— Exercise aim —
Recast the entries below as a Markdown table with the columns Row and Line, numbering each row and skipping blank lines. Omit the pictures.

— Excerpted records —
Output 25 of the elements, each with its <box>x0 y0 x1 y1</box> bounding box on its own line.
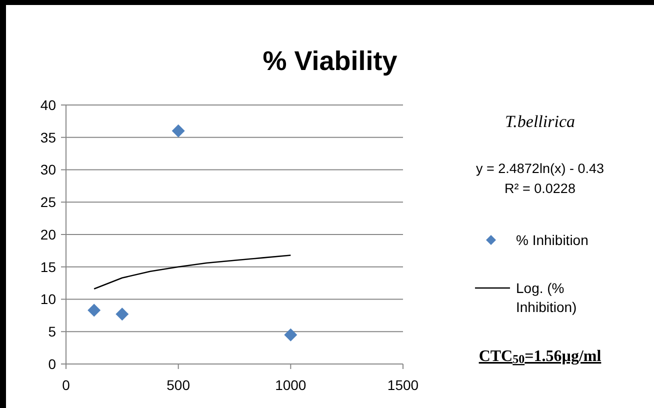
x-tick-label: 0 <box>62 377 70 393</box>
text: T.bellirica <box>504 112 576 131</box>
legend-label: % Inhibition <box>516 232 588 248</box>
y-tick-label: 35 <box>40 129 56 146</box>
line-series <box>93 254 292 290</box>
text: CTC$_{50}$=1.56µg/ml <box>478 348 602 366</box>
y-tick-label: 5 <box>48 324 56 340</box>
y-tick-label: 20 <box>40 226 56 242</box>
y-tick-label: 0 <box>48 356 56 372</box>
point <box>172 124 185 138</box>
legend-label: Log. (% Inhibition) <box>516 280 577 315</box>
point <box>88 304 101 317</box>
text: y = 2.4872ln(x) - 0.43 <box>476 161 604 176</box>
x-tick-label: 500 <box>166 377 190 393</box>
text: R² = 0.0228 <box>504 181 576 196</box>
y-tick-label: 40 <box>40 96 56 113</box>
y-tick-label: 15 <box>40 258 56 275</box>
x-tick-label: 1000 <box>275 377 306 393</box>
y-tick-label: 25 <box>40 194 56 210</box>
y-tick-label: 30 <box>40 162 56 178</box>
point <box>116 308 129 321</box>
point <box>284 328 298 342</box>
y-tick-label: 10 <box>40 291 56 308</box>
chart-title: % Viability <box>262 46 398 76</box>
x-tick-label: 1500 <box>387 377 419 393</box>
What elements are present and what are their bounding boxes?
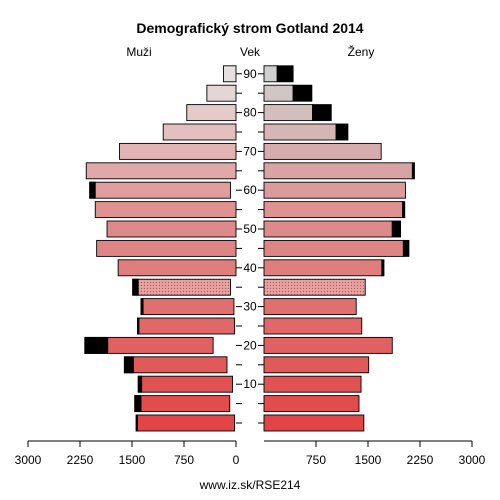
female-extra-bar-75-79 [335, 123, 349, 141]
female-bar-55-59 [263, 201, 404, 219]
male-bar-50-54 [106, 220, 237, 238]
female-bar-30-34 [263, 298, 357, 316]
male-extra-bar-30-34 [140, 298, 144, 316]
male-bar-35-39 [132, 278, 231, 296]
female-bar-75-79 [263, 123, 337, 141]
male-bar-90+ [223, 65, 237, 83]
x-tick-label: 750 [174, 453, 194, 467]
male-bar-55-59 [94, 201, 237, 219]
male-bar-30-34 [140, 298, 235, 316]
age-tick-label: 20 [243, 338, 257, 352]
female-bar-40-44 [263, 259, 383, 277]
female-bar-45-49 [263, 239, 404, 257]
male-extra-bar-0-4 [135, 414, 138, 432]
x-tick-label: 3000 [459, 453, 486, 467]
female-bar-0-4 [263, 414, 365, 432]
footer-url[interactable]: www.iz.sk/RSE214 [199, 478, 301, 492]
female-bar-65-69 [263, 162, 413, 180]
age-tick-label: 90 [243, 67, 257, 81]
female-bar-25-29 [263, 317, 363, 335]
male-bar-10-14 [137, 375, 233, 393]
female-bar-20-24 [263, 336, 393, 354]
female-bar-10-14 [263, 375, 362, 393]
male-extra-bar-25-29 [137, 317, 140, 335]
male-bar-75-79 [162, 123, 237, 141]
x-tick-label: 2250 [67, 453, 94, 467]
female-extra-bar-55-59 [402, 201, 406, 219]
age-tick-label: 30 [243, 300, 257, 314]
male-bar-65-69 [85, 162, 237, 180]
male-bar-5-9 [134, 395, 231, 413]
x-tick-label: 1500 [119, 453, 146, 467]
female-bar-80-84 [263, 104, 313, 122]
male-bar-45-49 [96, 239, 237, 257]
x-tick-label: 2250 [407, 453, 434, 467]
male-bar-0-4 [135, 414, 236, 432]
age-tick-label: 70 [243, 144, 257, 158]
female-bar-15-19 [263, 356, 370, 374]
female-extra-bar-90+ [276, 65, 294, 83]
age-tick-label: 60 [243, 183, 257, 197]
age-tick-label: 80 [243, 106, 257, 120]
female-bar-70-74 [263, 142, 382, 160]
chart-title: Demografický strom Gotland 2014 [136, 20, 363, 36]
male-bar-60-64 [89, 181, 231, 199]
female-extra-bar-65-69 [411, 162, 415, 180]
age-label: Vek [240, 45, 261, 59]
male-extra-bar-35-39 [132, 278, 139, 296]
male-extra-bar-5-9 [134, 395, 142, 413]
female-bar-90+ [263, 65, 278, 83]
female-bar-85-89 [263, 84, 294, 102]
female-extra-bar-50-54 [391, 220, 402, 238]
male-bar-40-44 [117, 259, 237, 277]
female-label: Ženy [348, 44, 375, 59]
female-extra-bar-40-44 [381, 259, 385, 277]
male-bar-85-89 [206, 84, 237, 102]
age-ticks-group: 10 20 30 40 50 60 70 80 90 [236, 67, 264, 424]
female-bar-5-9 [263, 395, 360, 413]
female-bar-35-39 [263, 278, 366, 296]
male-bar-15-19 [123, 356, 228, 374]
female-extra-bar-45-49 [402, 239, 410, 257]
male-bar-70-74 [119, 142, 237, 160]
bars-group [84, 65, 415, 432]
male-extra-bar-15-19 [123, 356, 134, 374]
female-extra-bar-85-89 [292, 84, 313, 102]
x-tick-label: 1500 [355, 453, 382, 467]
female-bar-60-64 [263, 181, 406, 199]
male-extra-bar-60-64 [89, 181, 96, 199]
male-bar-25-29 [137, 317, 236, 335]
female-bar-50-54 [263, 220, 393, 238]
male-label: Muži [126, 45, 151, 59]
male-bar-80-84 [186, 104, 237, 122]
age-tick-label: 50 [243, 222, 257, 236]
male-extra-bar-20-24 [84, 336, 109, 354]
x-tick-label: 0 [233, 453, 240, 467]
x-tick-label: 750 [306, 453, 326, 467]
male-extra-bar-10-14 [137, 375, 143, 393]
x-tick-label: 3000 [15, 453, 42, 467]
age-tick-label: 40 [243, 261, 257, 275]
female-extra-bar-80-84 [312, 104, 332, 122]
age-tick-label: 10 [243, 377, 257, 391]
x-axes-group: 3000 2250 1500 750 0 750 1500 2250 3000 [15, 440, 486, 467]
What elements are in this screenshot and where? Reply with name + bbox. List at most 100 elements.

— Output for this task —
| Row | Line |
|---|---|
| 1 | Output 25 of the elements, each with its <box>x0 y0 x1 y1</box> bounding box on its own line. |
| 2 | x-tick-label: 0 <box>62 377 70 393</box> |
| 3 | text: T.bellirica <box>504 112 576 131</box> |
| 4 | legend-label: % Inhibition <box>516 232 588 248</box> |
| 5 | y-tick-label: 35 <box>40 129 56 146</box> |
| 6 | line-series <box>93 254 292 290</box> |
| 7 | text: CTC$_{50}$=1.56µg/ml <box>478 348 602 366</box> |
| 8 | y-tick-label: 5 <box>48 324 56 340</box> |
| 9 | y-tick-label: 20 <box>40 226 56 242</box> |
| 10 | y-tick-label: 0 <box>48 356 56 372</box> |
| 11 | point <box>172 124 185 138</box> |
| 12 | legend-label: Log. (% Inhibition) <box>516 280 577 315</box> |
| 13 | point <box>88 304 101 317</box> |
| 14 | text: y = 2.4872ln(x) - 0.43 <box>476 161 604 176</box> |
| 15 | x-tick-label: 500 <box>166 377 190 393</box> |
| 16 | text: R² = 0.0228 <box>504 181 576 196</box> |
| 17 | y-tick-label: 40 <box>40 96 56 113</box> |
| 18 | y-tick-label: 15 <box>40 258 56 275</box> |
| 19 | x-tick-label: 1000 <box>275 377 306 393</box> |
| 20 | y-tick-label: 25 <box>40 194 56 210</box> |
| 21 | y-tick-label: 30 <box>40 162 56 178</box> |
| 22 | point <box>116 308 129 321</box> |
| 23 | point <box>284 328 298 342</box> |
| 24 | y-tick-label: 10 <box>40 291 56 308</box> |
| 25 | chart-title: % Viability <box>262 46 398 76</box> |
| 26 | x-tick-label: 1500 <box>387 377 419 393</box> |
| 27 | What elements are present and what are their bounding boxes? |
| 28 | female-extra-bar-75-79 [335, 123, 349, 141] |
| 29 | female-bar-55-59 [263, 201, 404, 219] |
| 30 | male-bar-50-54 [106, 220, 237, 238] |
| 31 | female-bar-30-34 [263, 298, 357, 316] |
| 32 | male-extra-bar-30-34 [140, 298, 144, 316] |
| 33 | male-bar-35-39 [132, 278, 231, 296] |
| 34 | female-bar-75-79 [263, 123, 337, 141] |
| 35 | male-bar-90+ [223, 65, 237, 83] |
| 36 | x-tick-label: 750 [174, 453, 194, 467] |
| 37 | male-bar-55-59 [94, 201, 237, 219] |
| 38 | male-bar-30-34 [140, 298, 235, 316] |
| 39 | age-tick-label: 20 [243, 338, 257, 352] |
| 40 | female-bar-40-44 [263, 259, 383, 277] |
| 41 | female-bar-45-49 [263, 239, 404, 257] |
| 42 | male-extra-bar-0-4 [135, 414, 138, 432] |
| 43 | x-tick-label: 3000 [459, 453, 486, 467] |
| 44 | female-bar-0-4 [263, 414, 365, 432] |
| 45 | footer-url[interactable]: www.iz.sk/RSE214 [199, 478, 301, 492] |
| 46 | female-bar-65-69 [263, 162, 413, 180] |
| 47 | age-tick-label: 90 [243, 67, 257, 81] |
| 48 | female-bar-25-29 [263, 317, 363, 335] |
| 49 | male-bar-10-14 [137, 375, 233, 393] |
| 50 | female-bar-20-24 [263, 336, 393, 354] |
| 51 | female-bar-10-14 [263, 375, 362, 393] |
| 52 | male-extra-bar-25-29 [137, 317, 140, 335] |
| 53 | male-bar-75-79 [162, 123, 237, 141] |
| 54 | x-tick-label: 2250 [67, 453, 94, 467] |
| 55 | female-extra-bar-55-59 [402, 201, 406, 219] |
| 56 | age-tick-label: 30 [243, 300, 257, 314] |
| 57 | male-bar-65-69 [85, 162, 237, 180] |
| 58 | male-bar-5-9 [134, 395, 231, 413] |
| 59 | x-tick-label: 1500 [119, 453, 146, 467] |
| 60 | female-bar-80-84 [263, 104, 313, 122] |
| 61 | male-bar-45-49 [96, 239, 237, 257] |
| 62 | x-tick-label: 2250 [407, 453, 434, 467] |
| 63 | male-bar-0-4 [135, 414, 236, 432] |
| 64 | age-tick-label: 70 [243, 144, 257, 158] |
| 65 | female-bar-15-19 [263, 356, 370, 374] |
| 66 | female-extra-bar-90+ [276, 65, 294, 83] |
| 67 | age-tick-label: 60 [243, 183, 257, 197] |
| 68 | age-tick-label: 80 [243, 106, 257, 120] |
| 69 | female-bar-70-74 [263, 142, 382, 160] |
| 70 | chart-title: Demografický strom Gotland 2014 [136, 20, 363, 36] |
| 71 | male-bar-60-64 [89, 181, 231, 199] |
| 72 | female-extra-bar-65-69 [411, 162, 415, 180] |
| 73 | age-label: Vek [240, 45, 261, 59] |
| 74 | male-extra-bar-35-39 [132, 278, 139, 296] |
| 75 | male-extra-bar-5-9 [134, 395, 142, 413] |
| 76 | female-bar-90+ [263, 65, 278, 83] |
| 77 | female-bar-85-89 [263, 84, 294, 102] |
| 78 | female-extra-bar-50-54 [391, 220, 402, 238] |
| 79 | male-bar-40-44 [117, 259, 237, 277] |
| 80 | female-label: Ženy [348, 44, 375, 59] |
| 81 | female-extra-bar-40-44 [381, 259, 385, 277] |
| 82 | male-bar-85-89 [206, 84, 237, 102] |
| 83 | age-ticks-group: 10 20 30 40 50 60 70 80 90 [236, 67, 264, 424] |
| 84 | female-bar-5-9 [263, 395, 360, 413] |
| 85 | female-bar-35-39 [263, 278, 366, 296] |
| 86 | male-bar-15-19 [123, 356, 228, 374] |
| 87 | female-extra-bar-45-49 [402, 239, 410, 257] |
| 88 | male-bar-70-74 [119, 142, 237, 160] |
| 89 | bars-group [84, 65, 415, 432] |
| 90 | male-extra-bar-15-19 [123, 356, 134, 374] |
| 91 | female-extra-bar-85-89 [292, 84, 313, 102] |
| 92 | x-tick-label: 1500 [355, 453, 382, 467] |
| 93 | female-bar-60-64 [263, 181, 406, 199] |
| 94 | male-extra-bar-60-64 [89, 181, 96, 199] |
| 95 | male-bar-25-29 [137, 317, 236, 335] |
| 96 | female-bar-50-54 [263, 220, 393, 238] |
| 97 | male-label: Muži [126, 45, 151, 59] |
| 98 | male-bar-80-84 [186, 104, 237, 122] |
| 99 | age-tick-label: 50 [243, 222, 257, 236] |
| 100 | male-extra-bar-20-24 [84, 336, 109, 354] |
| 101 | x-tick-label: 0 [233, 453, 240, 467] |
| 102 | x-tick-label: 750 [306, 453, 326, 467] |
| 103 | male-extra-bar-10-14 [137, 375, 143, 393] |
| 104 | x-tick-label: 3000 [15, 453, 42, 467] |
| 105 | age-tick-label: 40 [243, 261, 257, 275] |
| 106 | female-extra-bar-80-84 [312, 104, 332, 122] |
| 107 | age-tick-label: 10 [243, 377, 257, 391] |
| 108 | x-axes-group: 3000 2250 1500 750 0 750 1500 2250 3000 [15, 440, 486, 467] |
| 109 | What elements are in this screenshot and where? Reply with name + bbox. List at most 100 elements. |